- EXERCISE REQUIREMENTS -
Reproduce the listing below exactly. Pictures do not belong in the copy.
* * *
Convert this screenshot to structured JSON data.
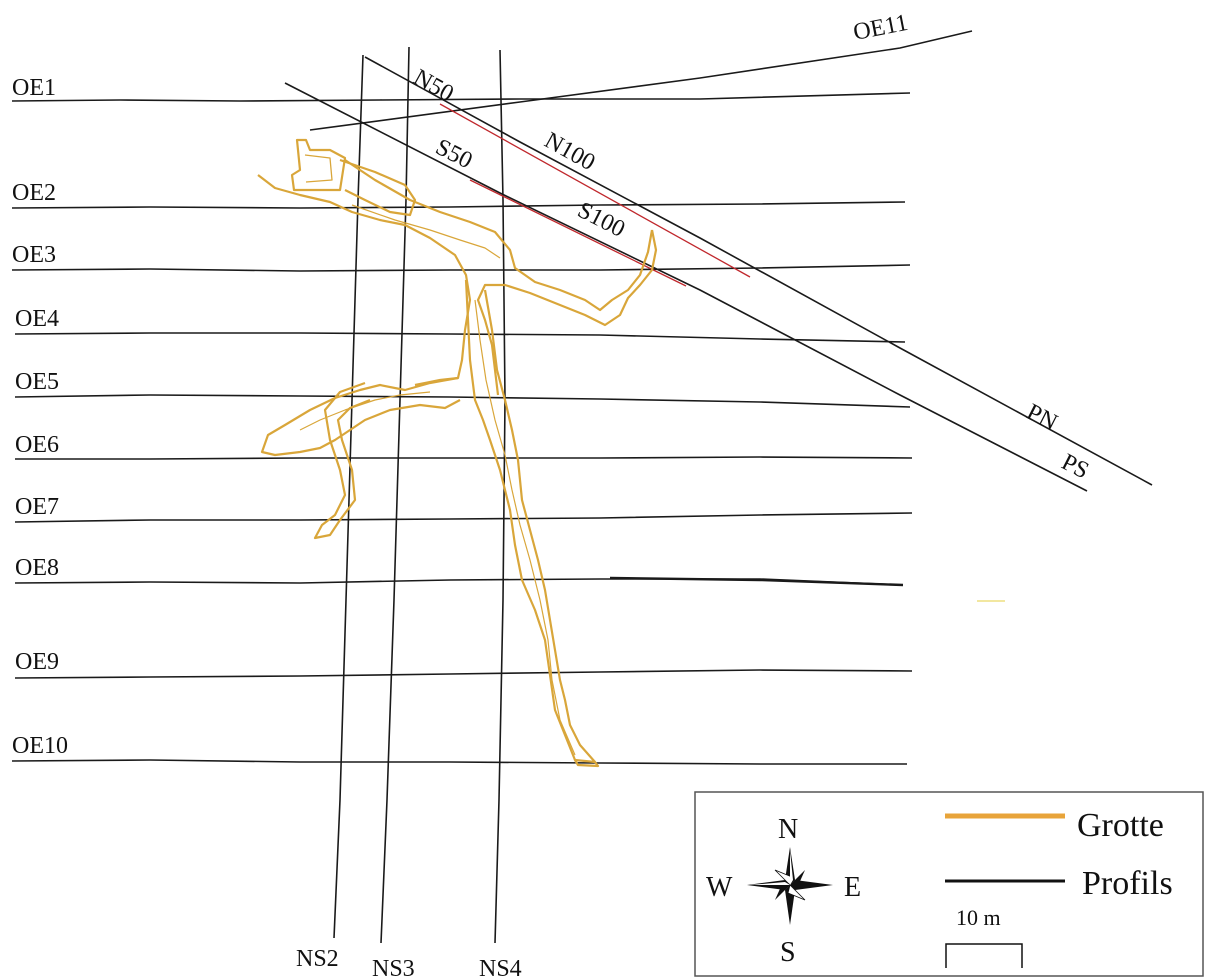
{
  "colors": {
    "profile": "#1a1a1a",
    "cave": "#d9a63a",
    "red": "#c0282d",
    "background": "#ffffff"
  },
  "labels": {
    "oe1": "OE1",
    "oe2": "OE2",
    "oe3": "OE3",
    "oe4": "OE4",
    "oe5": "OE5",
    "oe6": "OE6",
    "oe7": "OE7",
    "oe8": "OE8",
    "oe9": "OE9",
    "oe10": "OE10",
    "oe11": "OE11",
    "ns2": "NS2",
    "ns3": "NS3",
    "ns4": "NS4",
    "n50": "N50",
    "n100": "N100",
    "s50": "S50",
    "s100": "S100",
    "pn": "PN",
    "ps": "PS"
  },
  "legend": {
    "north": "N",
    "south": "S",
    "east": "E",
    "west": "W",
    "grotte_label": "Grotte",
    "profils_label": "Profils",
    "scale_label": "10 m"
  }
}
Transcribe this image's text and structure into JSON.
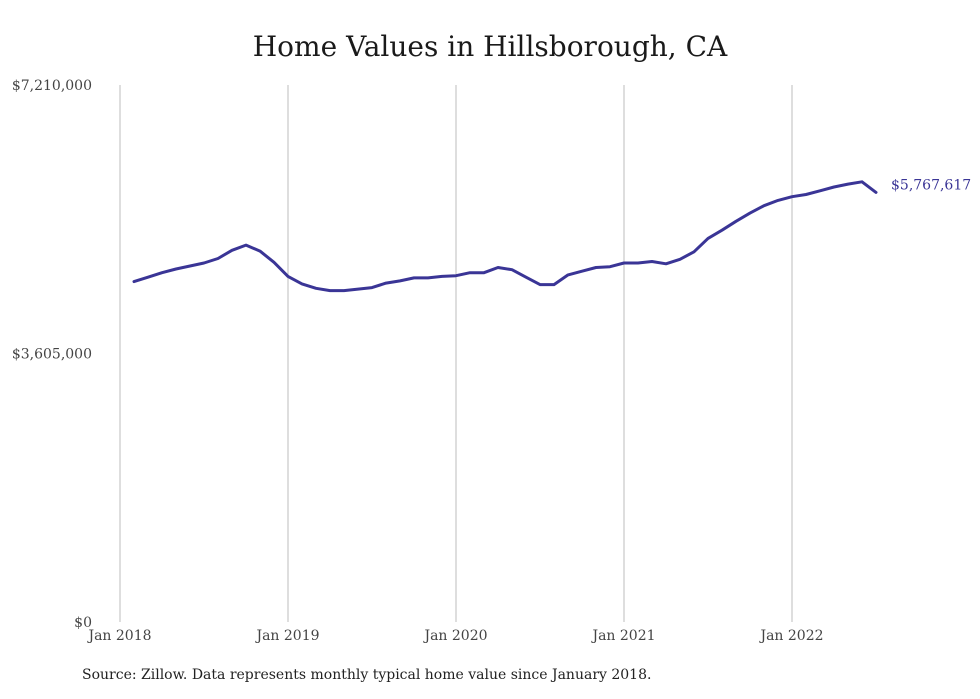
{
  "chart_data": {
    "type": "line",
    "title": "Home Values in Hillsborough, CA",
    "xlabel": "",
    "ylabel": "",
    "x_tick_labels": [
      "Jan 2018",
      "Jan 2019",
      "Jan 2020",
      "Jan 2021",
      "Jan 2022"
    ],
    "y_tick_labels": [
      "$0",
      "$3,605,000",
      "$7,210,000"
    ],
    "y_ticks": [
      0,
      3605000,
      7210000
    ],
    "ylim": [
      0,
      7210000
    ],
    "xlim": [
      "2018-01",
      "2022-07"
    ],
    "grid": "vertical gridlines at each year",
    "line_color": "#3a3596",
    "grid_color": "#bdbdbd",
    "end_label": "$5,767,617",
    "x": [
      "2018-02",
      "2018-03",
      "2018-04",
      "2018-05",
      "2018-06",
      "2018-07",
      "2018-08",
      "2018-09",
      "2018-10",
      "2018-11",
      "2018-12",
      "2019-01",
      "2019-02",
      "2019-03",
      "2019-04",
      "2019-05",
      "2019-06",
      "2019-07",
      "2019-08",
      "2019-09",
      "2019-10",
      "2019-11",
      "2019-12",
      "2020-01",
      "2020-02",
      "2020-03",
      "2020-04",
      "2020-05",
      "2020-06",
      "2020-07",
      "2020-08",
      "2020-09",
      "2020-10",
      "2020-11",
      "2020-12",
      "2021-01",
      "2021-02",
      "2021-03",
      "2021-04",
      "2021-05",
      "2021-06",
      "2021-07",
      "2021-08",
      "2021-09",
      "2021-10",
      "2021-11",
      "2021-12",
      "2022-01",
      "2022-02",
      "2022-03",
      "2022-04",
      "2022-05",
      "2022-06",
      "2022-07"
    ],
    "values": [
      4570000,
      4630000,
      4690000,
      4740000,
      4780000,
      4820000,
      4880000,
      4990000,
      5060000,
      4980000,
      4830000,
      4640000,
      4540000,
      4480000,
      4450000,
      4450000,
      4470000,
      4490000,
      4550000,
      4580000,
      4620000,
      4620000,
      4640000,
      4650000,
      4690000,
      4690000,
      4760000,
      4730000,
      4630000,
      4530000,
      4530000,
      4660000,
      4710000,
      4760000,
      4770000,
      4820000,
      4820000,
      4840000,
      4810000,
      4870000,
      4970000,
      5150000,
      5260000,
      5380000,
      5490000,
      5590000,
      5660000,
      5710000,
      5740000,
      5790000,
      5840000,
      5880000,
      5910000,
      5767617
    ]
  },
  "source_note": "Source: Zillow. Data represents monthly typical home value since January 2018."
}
* * *
- ANSWER TO THIS TASK -
Convert this screenshot to structured JSON data.
{
  "colors": {
    "profile": "#1a1a1a",
    "cave": "#d9a63a",
    "red": "#c0282d",
    "background": "#ffffff"
  },
  "labels": {
    "oe1": "OE1",
    "oe2": "OE2",
    "oe3": "OE3",
    "oe4": "OE4",
    "oe5": "OE5",
    "oe6": "OE6",
    "oe7": "OE7",
    "oe8": "OE8",
    "oe9": "OE9",
    "oe10": "OE10",
    "oe11": "OE11",
    "ns2": "NS2",
    "ns3": "NS3",
    "ns4": "NS4",
    "n50": "N50",
    "n100": "N100",
    "s50": "S50",
    "s100": "S100",
    "pn": "PN",
    "ps": "PS"
  },
  "legend": {
    "north": "N",
    "south": "S",
    "east": "E",
    "west": "W",
    "grotte_label": "Grotte",
    "profils_label": "Profils",
    "scale_label": "10 m"
  }
}
Transcribe this image's text and structure into JSON.
{
  "chart_data": {
    "type": "line",
    "title": "Home Values in Hillsborough, CA",
    "xlabel": "",
    "ylabel": "",
    "x_tick_labels": [
      "Jan 2018",
      "Jan 2019",
      "Jan 2020",
      "Jan 2021",
      "Jan 2022"
    ],
    "y_tick_labels": [
      "$0",
      "$3,605,000",
      "$7,210,000"
    ],
    "y_ticks": [
      0,
      3605000,
      7210000
    ],
    "ylim": [
      0,
      7210000
    ],
    "xlim": [
      "2018-01",
      "2022-07"
    ],
    "grid": "vertical gridlines at each year",
    "line_color": "#3a3596",
    "grid_color": "#bdbdbd",
    "end_label": "$5,767,617",
    "x": [
      "2018-02",
      "2018-03",
      "2018-04",
      "2018-05",
      "2018-06",
      "2018-07",
      "2018-08",
      "2018-09",
      "2018-10",
      "2018-11",
      "2018-12",
      "2019-01",
      "2019-02",
      "2019-03",
      "2019-04",
      "2019-05",
      "2019-06",
      "2019-07",
      "2019-08",
      "2019-09",
      "2019-10",
      "2019-11",
      "2019-12",
      "2020-01",
      "2020-02",
      "2020-03",
      "2020-04",
      "2020-05",
      "2020-06",
      "2020-07",
      "2020-08",
      "2020-09",
      "2020-10",
      "2020-11",
      "2020-12",
      "2021-01",
      "2021-02",
      "2021-03",
      "2021-04",
      "2021-05",
      "2021-06",
      "2021-07",
      "2021-08",
      "2021-09",
      "2021-10",
      "2021-11",
      "2021-12",
      "2022-01",
      "2022-02",
      "2022-03",
      "2022-04",
      "2022-05",
      "2022-06",
      "2022-07"
    ],
    "values": [
      4570000,
      4630000,
      4690000,
      4740000,
      4780000,
      4820000,
      4880000,
      4990000,
      5060000,
      4980000,
      4830000,
      4640000,
      4540000,
      4480000,
      4450000,
      4450000,
      4470000,
      4490000,
      4550000,
      4580000,
      4620000,
      4620000,
      4640000,
      4650000,
      4690000,
      4690000,
      4760000,
      4730000,
      4630000,
      4530000,
      4530000,
      4660000,
      4710000,
      4760000,
      4770000,
      4820000,
      4820000,
      4840000,
      4810000,
      4870000,
      4970000,
      5150000,
      5260000,
      5380000,
      5490000,
      5590000,
      5660000,
      5710000,
      5740000,
      5790000,
      5840000,
      5880000,
      5910000,
      5767617
    ]
  },
  "source_note": "Source: Zillow. Data represents monthly typical home value since January 2018."
}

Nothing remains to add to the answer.